What the exercise asks: Your task is to transcribe all of the data below exactly, omitting the images.

+--

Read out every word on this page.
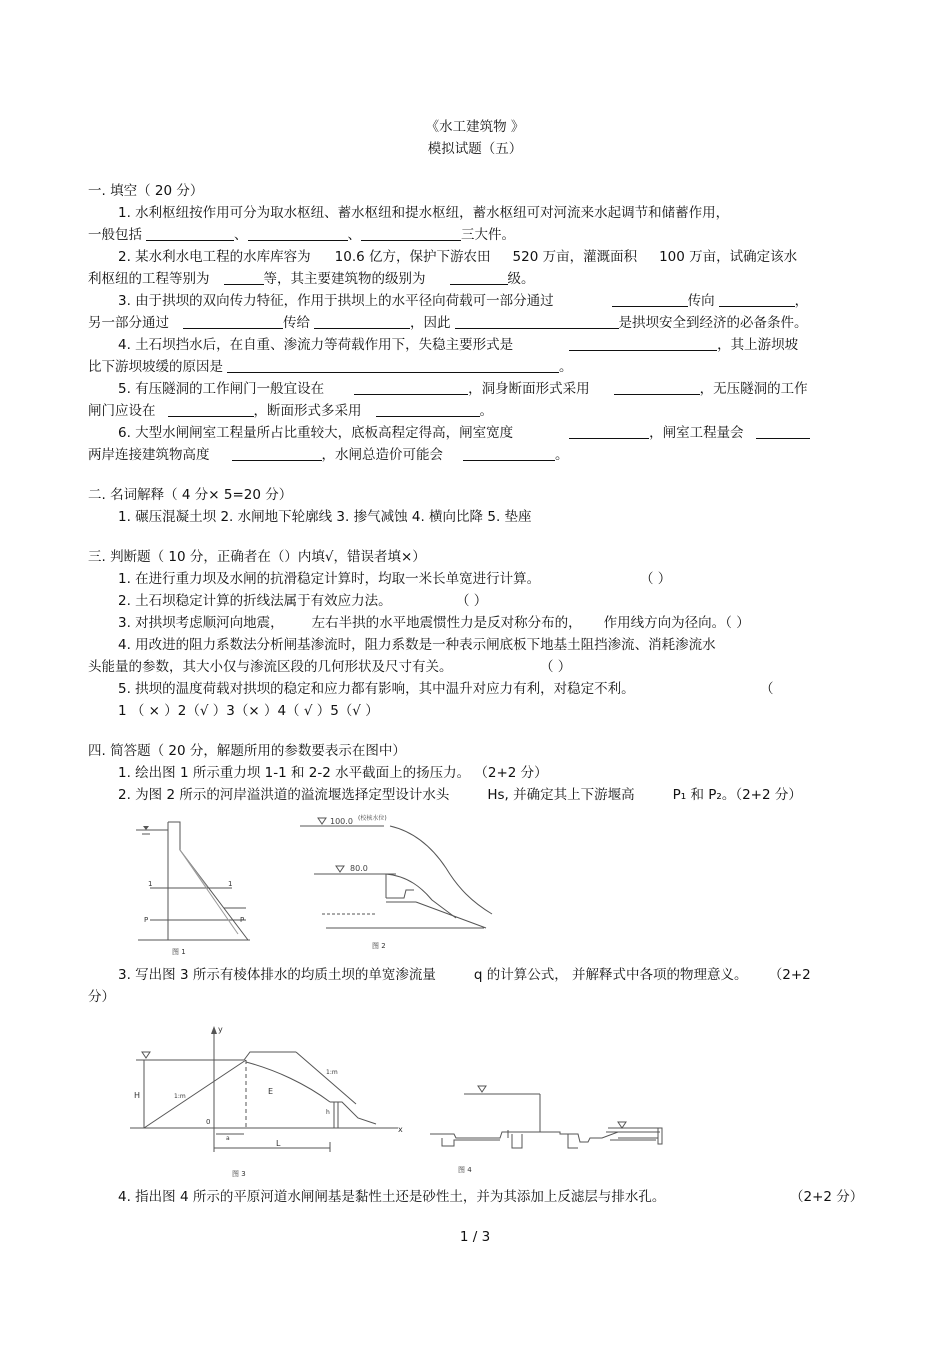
《水工建筑物 》
模拟试题（五）
一. 填空（ 20 分）
1. 水利枢纽按作用可分为取水枢纽、蓄水枢纽和提水枢纽，蓄水枢纽可对河流来水起调节和储蓄作用，
一般包括	、	、	三大件。
2. 某水利水电工程的水库库容为 10.6 亿方，保护下游农田 520 万亩，灌溉面积 100 万亩，试确定该水
利枢纽的工程等别为	等，其主要建筑物的级别为	级。
3. 由于拱坝的双向传力特征，作用于拱坝上的水平径向荷载可一部分通过	传向	，
另一部分通过	传给	，因此	是拱坝安全到经济的必备条件。
4. 土石坝挡水后，在自重、渗流力等荷载作用下，失稳主要形式是	，其上游坝坡
比下游坝坡缓的原因是	。
5. 有压隧洞的工作闸门一般宜设在	，洞身断面形式采用	，无压隧洞的工作
闸门应设在	，断面形式多采用	。
6. 大型水闸闸室工程量所占比重较大，底板高程定得高，闸室宽度	，闸室工程量会
两岸连接建筑物高度	，水闸总造价可能会	。
二. 名词解释（ 4 分× 5=20 分）
1. 碾压混凝土坝 2. 水闸地下轮廓线 3. 掺气减蚀 4. 横向比降 5. 垫座
三. 判断题（ 10 分，正确者在（）内填√，错误者填×）
1. 在进行重力坝及水闸的抗滑稳定计算时，均取一米长单宽进行计算。	（ ）
2. 土石坝稳定计算的折线法属于有效应力法。	（ ）
3. 对拱坝考虑顺河向地震， 左右半拱的水平地震惯性力是反对称分布的， 作用线方向为径向。（ ）
4. 用改进的阻力系数法分析闸基渗流时，阻力系数是一种表示闸底板下地基土阻挡渗流、消耗渗流水
头能量的参数，其大小仅与渗流区段的几何形状及尺寸有关。	（ ）
5. 拱坝的温度荷载对拱坝的稳定和应力都有影响，其中温升对应力有利，对稳定不利。	（
1 （ × ）2（√ ）3（× ）4（ √ ）5（√ ）
四. 简答题（ 20 分，解题所用的参数要表示在图中）
1. 绘出图 1 所示重力坝 1-1 和 2-2 水平截面上的扬压力。 （2+2 分）
2. 为图 2 所示的河岸溢洪道的溢流堰选择定型设计水头	Hs, 并确定其上下游堰高	P₁ 和 P₂。（2+2 分）
1	1
P	P
图 1
100.0 (校核水位)
80.0
图 2
3. 写出图 3 所示有棱体排水的均质土坝的单宽渗流量	q 的计算公式， 并解释式中各项的物理意义。 （2+2
分）
y
x
H	E
L
0
a
1:m
1:m
h
图 3	图 4
4. 指出图 4 所示的平原河道水闸闸基是黏性土还是砂性土，并为其添加上反滤层与排水孔。	（2+2 分）
1 / 3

+--

Task answer:
Read out every word on this page.
《水工建筑物 》
模拟试题（五）
一. 填空（ 20 分）
1. 水利枢纽按作用可分为取水枢纽、蓄水枢纽和提水枢纽，蓄水枢纽可对河流来水起调节和储蓄作用，
一般包括	、	、	三大件。
2. 某水利水电工程的水库库容为 10.6 亿方，保护下游农田 520 万亩，灌溉面积 100 万亩，试确定该水
利枢纽的工程等别为	等，其主要建筑物的级别为	级。
3. 由于拱坝的双向传力特征，作用于拱坝上的水平径向荷载可一部分通过	传向	，
另一部分通过	传给	，因此	是拱坝安全到经济的必备条件。
4. 土石坝挡水后，在自重、渗流力等荷载作用下，失稳主要形式是	，其上游坝坡
比下游坝坡缓的原因是	。
5. 有压隧洞的工作闸门一般宜设在	，洞身断面形式采用	，无压隧洞的工作
闸门应设在	，断面形式多采用	。
6. 大型水闸闸室工程量所占比重较大，底板高程定得高，闸室宽度	，闸室工程量会
两岸连接建筑物高度	，水闸总造价可能会	。
二. 名词解释（ 4 分× 5=20 分）
1. 碾压混凝土坝 2. 水闸地下轮廓线 3. 掺气减蚀 4. 横向比降 5. 垫座
三. 判断题（ 10 分，正确者在（）内填√，错误者填×）
1. 在进行重力坝及水闸的抗滑稳定计算时，均取一米长单宽进行计算。	（ ）
2. 土石坝稳定计算的折线法属于有效应力法。	（ ）
3. 对拱坝考虑顺河向地震， 左右半拱的水平地震惯性力是反对称分布的， 作用线方向为径向。（ ）
4. 用改进的阻力系数法分析闸基渗流时，阻力系数是一种表示闸底板下地基土阻挡渗流、消耗渗流水
头能量的参数，其大小仅与渗流区段的几何形状及尺寸有关。	（ ）
5. 拱坝的温度荷载对拱坝的稳定和应力都有影响，其中温升对应力有利，对稳定不利。	（
1 （ × ）2（√ ）3（× ）4（ √ ）5（√ ）
四. 简答题（ 20 分，解题所用的参数要表示在图中）
1. 绘出图 1 所示重力坝 1-1 和 2-2 水平截面上的扬压力。 （2+2 分）
2. 为图 2 所示的河岸溢洪道的溢流堰选择定型设计水头	Hs, 并确定其上下游堰高	P₁ 和 P₂。（2+2 分）
1	1
P	P
图 1
100.0 (校核水位)
80.0
图 2
3. 写出图 3 所示有棱体排水的均质土坝的单宽渗流量	q 的计算公式， 并解释式中各项的物理意义。 （2+2
分）
y
x
H	E
L
0
a
1:m
1:m
h
图 3	图 4
4. 指出图 4 所示的平原河道水闸闸基是黏性土还是砂性土，并为其添加上反滤层与排水孔。	（2+2 分）
1 / 3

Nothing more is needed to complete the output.